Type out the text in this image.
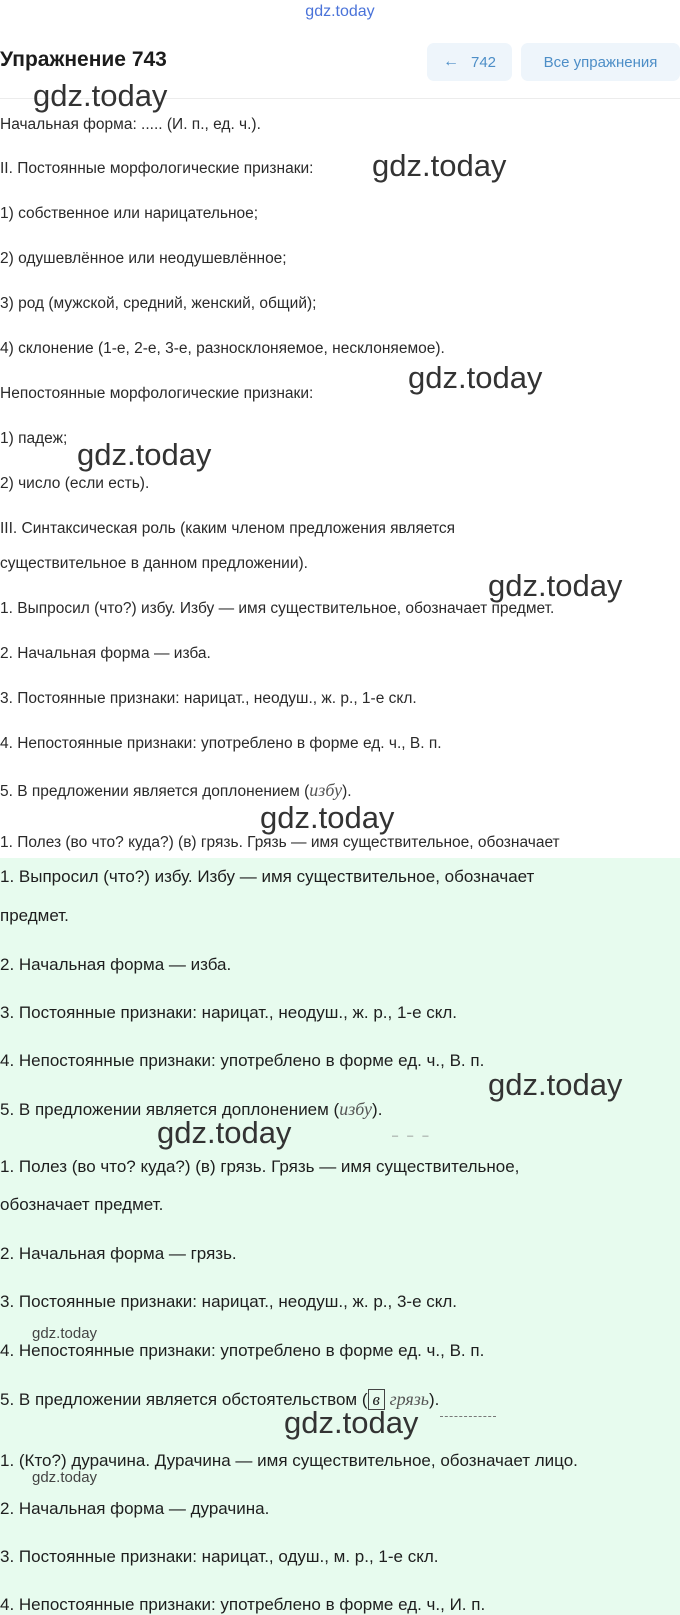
gdz.today
Упражнение 743	← 742	Все упражнения
Начальная форма: ..... (И. п., ед. ч.).
II. Постоянные морфологические признаки:
1) собственное или нарицательное;
2) одушевлённое или неодушевлённое;
3) род (мужской, средний, женский, общий);
4) склонение (1-е, 2-е, 3-е, разносклоняемое, несклоняемое).
Непостоянные морфологические признаки:
1) падеж;
2) число (если есть).
III. Синтаксическая роль (каким членом предложения является
существительное в данном предложении).
1. Выпросил (что?) избу. Избу — имя существительное, обозначает предмет.
2. Начальная форма — изба.
3. Постоянные признаки: нарицат., неодуш., ж. р., 1-е скл.
4. Непостоянные признаки: употреблено в форме ед. ч., В. п.
5. В предложении является доплонением (избу).
1. Полез (во что? куда?) (в) грязь. Грязь — имя существительное, обозначает
1. Выпросил (что?) избу. Избу — имя существительное, обозначает
предмет.
2. Начальная форма — изба.
3. Постоянные признаки: нарицат., неодуш., ж. р., 1-е скл.
4. Непостоянные признаки: употреблено в форме ед. ч., В. п.
5. В предложении является доплонением (избу).
‒ ‒ ‒
1. Полез (во что? куда?) (в) грязь. Грязь — имя существительное,
обозначает предмет.
2. Начальная форма — грязь.
3. Постоянные признаки: нарицат., неодуш., ж. р., 3-е скл.
4. Непостоянные признаки: употреблено в форме ед. ч., В. п.
5. В предложении является обстоятельством ( в грязь).
1. (Кто?) дурачина. Дурачина — имя существительное, обозначает лицо.
2. Начальная форма — дурачина.
3. Постоянные признаки: нарицат., одуш., м. р., 1-е скл.
4. Непостоянные признаки: употреблено в форме ед. ч., И. п.
gdz.today
gdz.today
gdz.today
gdz.today
gdz.today
gdz.today
gdz.today
gdz.today
gdz.today
gdz.today
gdz.today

> Work to do
Every line that holds the word "дурачина" counts once; state the total number of such lines and nothing else.

> Correct answer
2